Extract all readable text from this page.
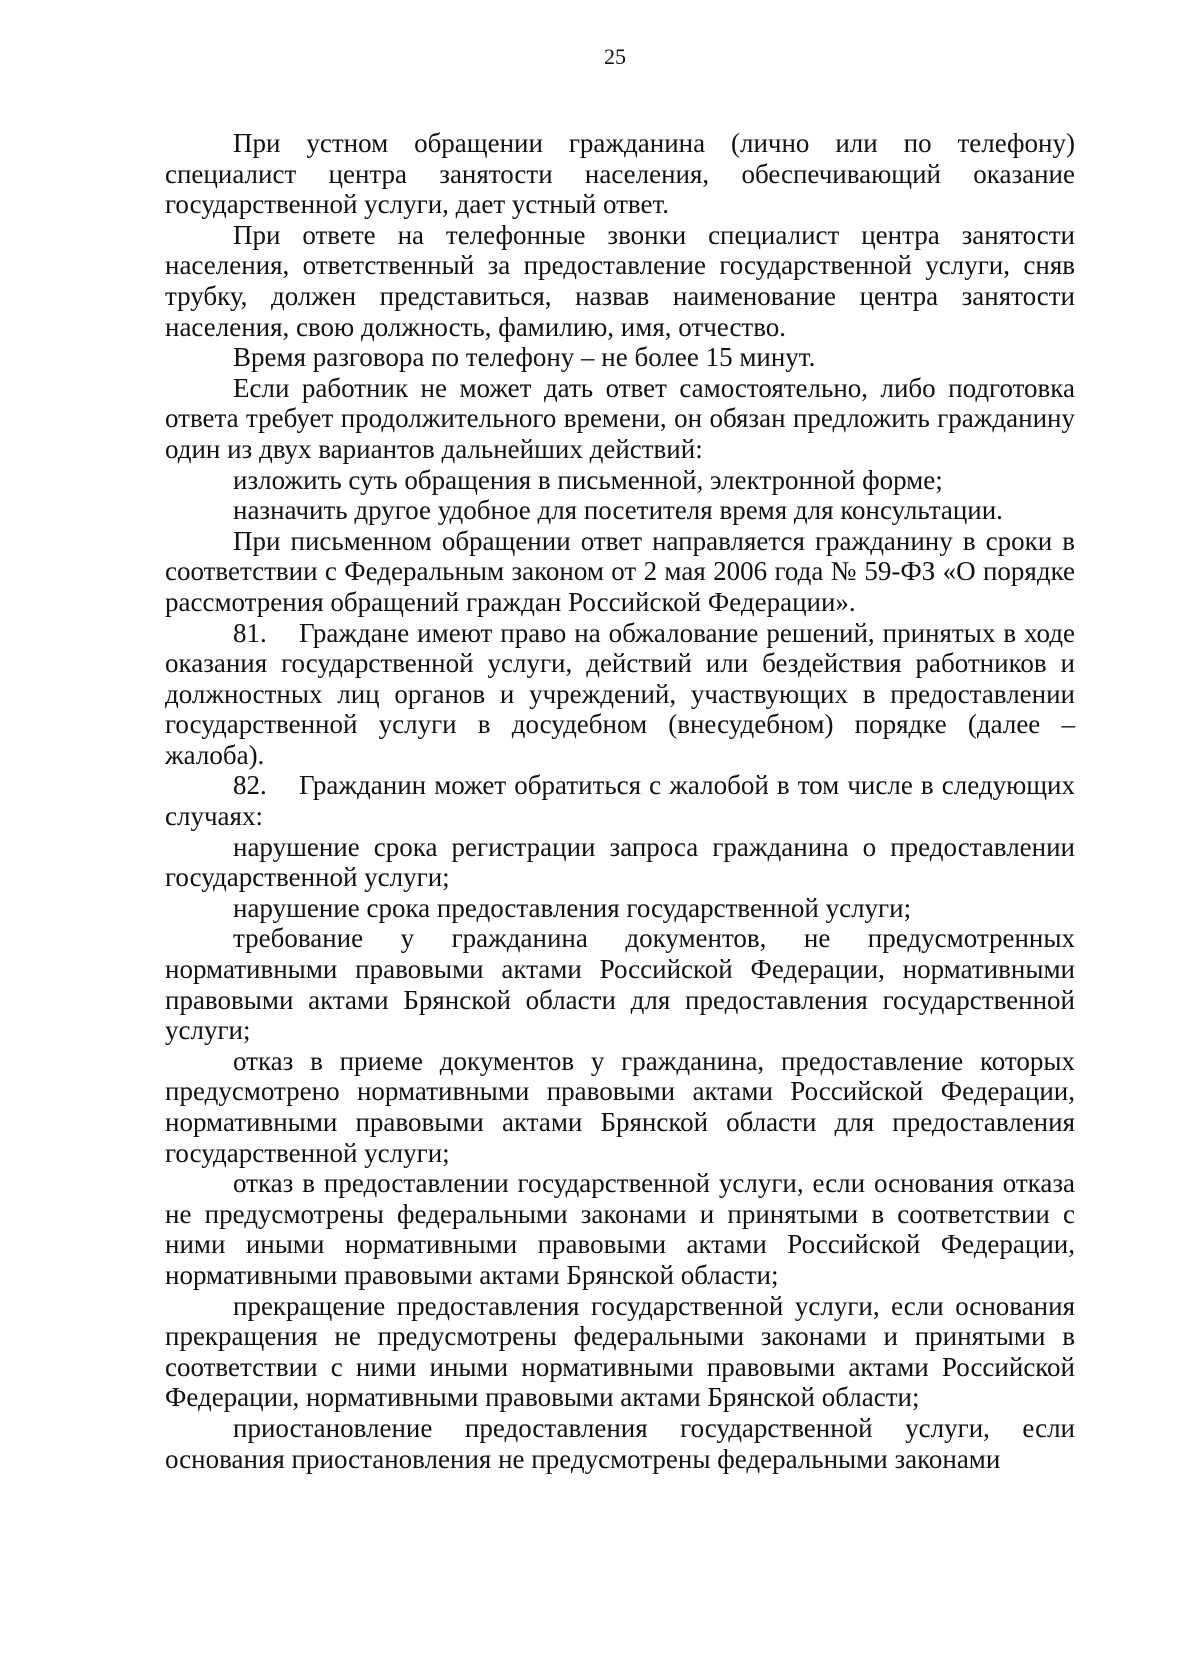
25

При устном обращении гражданина (лично или по телефону) специалист центра занятости населения, обеспечивающий оказание государственной услуги, дает устный ответ.

При ответе на телефонные звонки специалист центра занятости населения, ответственный за предоставление государственной услуги, сняв трубку, должен представиться, назвав наименование центра занятости населения, свою должность, фамилию, имя, отчество.

Время разговора по телефону – не более 15 минут.

Если работник не может дать ответ самостоятельно, либо подготовка ответа требует продолжительного времени, он обязан предложить гражданину один из двух вариантов дальнейших действий:

изложить суть обращения в письменной, электронной форме;

назначить другое удобное для посетителя время для консультации.

При письменном обращении ответ направляется гражданину в сроки в соответствии с Федеральным законом от 2 мая 2006 года № 59-ФЗ «О порядке рассмотрения обращений граждан Российской Федерации».

81. Граждане имеют право на обжалование решений, принятых в ходе оказания государственной услуги, действий или бездействия работников и должностных лиц органов и учреждений, участвующих в предоставлении государственной услуги в досудебном (внесудебном) порядке (далее – жалоба).

82. Гражданин может обратиться с жалобой в том числе в следующих случаях:

нарушение срока регистрации запроса гражданина о предоставлении государственной услуги;

нарушение срока предоставления государственной услуги;

требование у гражданина документов, не предусмотренных нормативными правовыми актами Российской Федерации, нормативными правовыми актами Брянской области для предоставления государственной услуги;

отказ в приеме документов у гражданина, предоставление которых предусмотрено нормативными правовыми актами Российской Федерации, нормативными правовыми актами Брянской области для предоставления государственной услуги;

отказ в предоставлении государственной услуги, если основания отказа не предусмотрены федеральными законами и принятыми в соответствии с ними иными нормативными правовыми актами Российской Федерации, нормативными правовыми актами Брянской области;

прекращение предоставления государственной услуги, если основания прекращения не предусмотрены федеральными законами и принятыми в соответствии с ними иными нормативными правовыми актами Российской Федерации, нормативными правовыми актами Брянской области;

приостановление предоставления государственной услуги, если основания приостановления не предусмотрены федеральными законами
○ ○ ○
Reproduce the data word for word, excluding its pictures.

Extract all readable text from this page.
25

При устном обращении гражданина (лично или по телефону) специалист центра занятости населения, обеспечивающий оказание государственной услуги, дает устный ответ.

При ответе на телефонные звонки специалист центра занятости населения, ответственный за предоставление государственной услуги, сняв трубку, должен представиться, назвав наименование центра занятости населения, свою должность, фамилию, имя, отчество.

Время разговора по телефону – не более 15 минут.

Если работник не может дать ответ самостоятельно, либо подготовка ответа требует продолжительного времени, он обязан предложить гражданину один из двух вариантов дальнейших действий:

изложить суть обращения в письменной, электронной форме;

назначить другое удобное для посетителя время для консультации.

При письменном обращении ответ направляется гражданину в сроки в соответствии с Федеральным законом от 2 мая 2006 года № 59-ФЗ «О порядке рассмотрения обращений граждан Российской Федерации».

81. Граждане имеют право на обжалование решений, принятых в ходе оказания государственной услуги, действий или бездействия работников и должностных лиц органов и учреждений, участвующих в предоставлении государственной услуги в досудебном (внесудебном) порядке (далее – жалоба).

82. Гражданин может обратиться с жалобой в том числе в следующих случаях:

нарушение срока регистрации запроса гражданина о предоставлении государственной услуги;

нарушение срока предоставления государственной услуги;

требование у гражданина документов, не предусмотренных нормативными правовыми актами Российской Федерации, нормативными правовыми актами Брянской области для предоставления государственной услуги;

отказ в приеме документов у гражданина, предоставление которых предусмотрено нормативными правовыми актами Российской Федерации, нормативными правовыми актами Брянской области для предоставления государственной услуги;

отказ в предоставлении государственной услуги, если основания отказа не предусмотрены федеральными законами и принятыми в соответствии с ними иными нормативными правовыми актами Российской Федерации, нормативными правовыми актами Брянской области;

прекращение предоставления государственной услуги, если основания прекращения не предусмотрены федеральными законами и принятыми в соответствии с ними иными нормативными правовыми актами Российской Федерации, нормативными правовыми актами Брянской области;

приостановление предоставления государственной услуги, если основания приостановления не предусмотрены федеральными законами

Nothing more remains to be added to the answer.